_GIVEN PROBLEM_: All the entries need to be quoted exactly, apart from the pictures, which you should drop.

++++ THE RECORDS ++++

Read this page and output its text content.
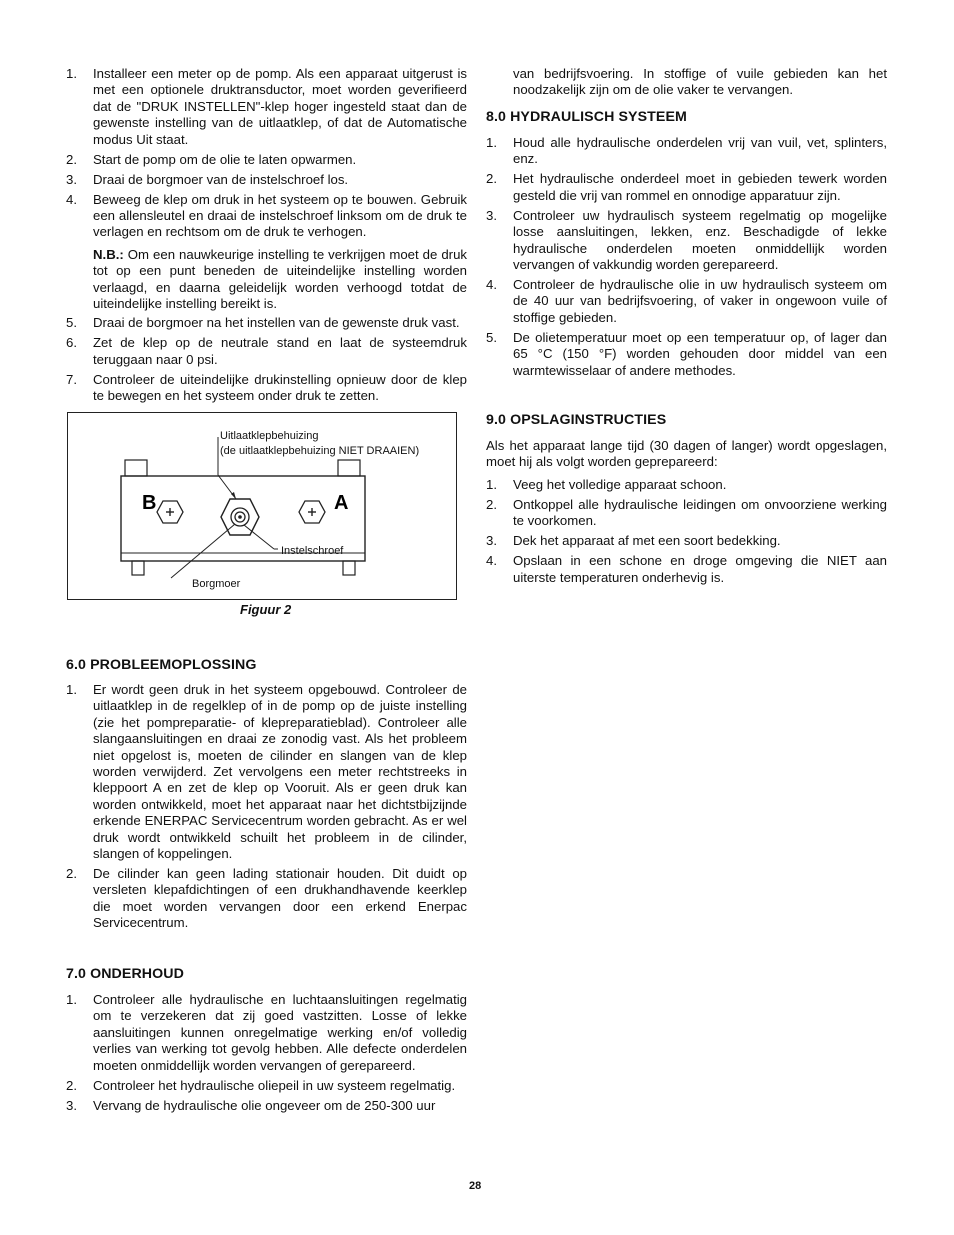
1. Installeer een meter op de pomp. Als een apparaat uitgerust is met een optionele druktransductor, moet worden geverifieerd dat de "DRUK INSTELLEN"-klep hoger ingesteld staat dan de gewenste instelling van de uitlaatklep, of dat de Automatische modus Uit staat.
2. Start de pomp om de olie te laten opwarmen.
3. Draai de borgmoer van de instelschroef los.
4. Beweeg de klep om druk in het systeem op te bouwen. Gebruik een allensleutel en draai de instelschroef linksom om de druk te verlagen en rechtsom om de druk te verhogen.
N.B.: Om een nauwkeurige instelling te verkrijgen moet de druk tot op een punt beneden de uiteindelijke instelling worden verlaagd, en daarna geleidelijk worden verhoogd totdat de uiteindelijke instelling bereikt is.
5. Draai de borgmoer na het instellen van de gewenste druk vast.
6. Zet de klep op de neutrale stand en laat de systeemdruk teruggaan naar 0 psi.
7. Controleer de uiteindelijke drukinstelling opnieuw door de klep te bewegen en het systeem onder druk te zetten.
B	A
Uitlaatklepbehuizing
(de uitlaatklepbehuizing NIET DRAAIEN)
Instelschroef
Borgmoer
Figuur 2
6.0 PROBLEEMOPLOSSING
1. Er wordt geen druk in het systeem opgebouwd. Controleer de uitlaatklep in de regelklep of in de pomp op de juiste instelling (zie het pompreparatie- of klepreparatieblad). Controleer alle slangaansluitingen en draai ze zonodig vast. Als het probleem niet opgelost is, moeten de cilinder en slangen van de klep worden verwijderd. Zet vervolgens een meter rechtstreeks in kleppoort A en zet de klep op Vooruit. Als er geen druk kan worden ontwikkeld, moet het apparaat naar het dichtstbijzijnde erkende ENERPAC Servicecentrum worden gebracht. As er wel druk wordt ontwikkeld schuilt het probleem in de cilinder, slangen of koppelingen.
2. De cilinder kan geen lading stationair houden. Dit duidt op versleten klepafdichtingen of een drukhandhavende keerklep die moet worden vervangen door een erkend Enerpac Servicecentrum.
7.0 ONDERHOUD
1. Controleer alle hydraulische en luchtaansluitingen regelmatig om te verzekeren dat zij goed vastzitten. Losse of lekke aansluitingen kunnen onregelmatige werking en/of volledig verlies van werking tot gevolg hebben. Alle defecte onderdelen moeten onmiddellijk worden vervangen of gerepareerd.
2. Controleer het hydraulische oliepeil in uw systeem regelmatig.
3. Vervang de hydraulische olie ongeveer om de 250-300 uur
van bedrijfsvoering. In stoffige of vuile gebieden kan het noodzakelijk zijn om de olie vaker te vervangen.
8.0 HYDRAULISCH SYSTEEM
1. Houd alle hydraulische onderdelen vrij van vuil, vet, splinters, enz.
2. Het hydraulische onderdeel moet in gebieden tewerk worden gesteld die vrij van rommel en onnodige apparatuur zijn.
3. Controleer uw hydraulisch systeem regelmatig op mogelijke losse aansluitingen, lekken, enz. Beschadigde of lekke hydraulische onderdelen moeten onmiddellijk worden vervangen of vakkundig worden gerepareerd.
4. Controleer de hydraulische olie in uw hydraulisch systeem om de 40 uur van bedrijfsvoering, of vaker in ongewoon vuile of stoffige gebieden.
5. De olietemperatuur moet op een temperatuur op, of lager dan 65 °C (150 °F) worden gehouden door middel van een warmtewisselaar of andere methodes.
9.0 OPSLAGINSTRUCTIES

Als het apparaat lange tijd (30 dagen of langer) wordt opgeslagen, moet hij als volgt worden geprepareerd:

1. Veeg het volledige apparaat schoon.
2. Ontkoppel alle hydraulische leidingen om onvoorziene werking te voorkomen.
3. Dek het apparaat af met een soort bedekking.
4. Opslaan in een schone en droge omgeving die NIET aan uiterste temperaturen onderhevig is.
28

++++

_FULL SOLUTION_:
Read this page and output its text content.
1. Installeer een meter op de pomp. Als een apparaat uitgerust is met een optionele druktransductor, moet worden geverifieerd dat de "DRUK INSTELLEN"-klep hoger ingesteld staat dan de gewenste instelling van de uitlaatklep, of dat de Automatische modus Uit staat.
2. Start de pomp om de olie te laten opwarmen.
3. Draai de borgmoer van de instelschroef los.
4. Beweeg de klep om druk in het systeem op te bouwen. Gebruik een allensleutel en draai de instelschroef linksom om de druk te verlagen en rechtsom om de druk te verhogen.
N.B.: Om een nauwkeurige instelling te verkrijgen moet de druk tot op een punt beneden de uiteindelijke instelling worden verlaagd, en daarna geleidelijk worden verhoogd totdat de uiteindelijke instelling bereikt is.
5. Draai de borgmoer na het instellen van de gewenste druk vast.
6. Zet de klep op de neutrale stand en laat de systeemdruk teruggaan naar 0 psi.
7. Controleer de uiteindelijke drukinstelling opnieuw door de klep te bewegen en het systeem onder druk te zetten.
B	A
Uitlaatklepbehuizing
(de uitlaatklepbehuizing NIET DRAAIEN)
Instelschroef
Borgmoer
Figuur 2
6.0 PROBLEEMOPLOSSING
1. Er wordt geen druk in het systeem opgebouwd. Controleer de uitlaatklep in de regelklep of in de pomp op de juiste instelling (zie het pompreparatie- of klepreparatieblad). Controleer alle slangaansluitingen en draai ze zonodig vast. Als het probleem niet opgelost is, moeten de cilinder en slangen van de klep worden verwijderd. Zet vervolgens een meter rechtstreeks in kleppoort A en zet de klep op Vooruit. Als er geen druk kan worden ontwikkeld, moet het apparaat naar het dichtstbijzijnde erkende ENERPAC Servicecentrum worden gebracht. As er wel druk wordt ontwikkeld schuilt het probleem in de cilinder, slangen of koppelingen.
2. De cilinder kan geen lading stationair houden. Dit duidt op versleten klepafdichtingen of een drukhandhavende keerklep die moet worden vervangen door een erkend Enerpac Servicecentrum.
7.0 ONDERHOUD
1. Controleer alle hydraulische en luchtaansluitingen regelmatig om te verzekeren dat zij goed vastzitten. Losse of lekke aansluitingen kunnen onregelmatige werking en/of volledig verlies van werking tot gevolg hebben. Alle defecte onderdelen moeten onmiddellijk worden vervangen of gerepareerd.
2. Controleer het hydraulische oliepeil in uw systeem regelmatig.
3. Vervang de hydraulische olie ongeveer om de 250-300 uur
van bedrijfsvoering. In stoffige of vuile gebieden kan het noodzakelijk zijn om de olie vaker te vervangen.
8.0 HYDRAULISCH SYSTEEM
1. Houd alle hydraulische onderdelen vrij van vuil, vet, splinters, enz.
2. Het hydraulische onderdeel moet in gebieden tewerk worden gesteld die vrij van rommel en onnodige apparatuur zijn.
3. Controleer uw hydraulisch systeem regelmatig op mogelijke losse aansluitingen, lekken, enz. Beschadigde of lekke hydraulische onderdelen moeten onmiddellijk worden vervangen of vakkundig worden gerepareerd.
4. Controleer de hydraulische olie in uw hydraulisch systeem om de 40 uur van bedrijfsvoering, of vaker in ongewoon vuile of stoffige gebieden.
5. De olietemperatuur moet op een temperatuur op, of lager dan 65 °C (150 °F) worden gehouden door middel van een warmtewisselaar of andere methodes.
9.0 OPSLAGINSTRUCTIES

Als het apparaat lange tijd (30 dagen of langer) wordt opgeslagen, moet hij als volgt worden geprepareerd:

1. Veeg het volledige apparaat schoon.
2. Ontkoppel alle hydraulische leidingen om onvoorziene werking te voorkomen.
3. Dek het apparaat af met een soort bedekking.
4. Opslaan in een schone en droge omgeving die NIET aan uiterste temperaturen onderhevig is.
28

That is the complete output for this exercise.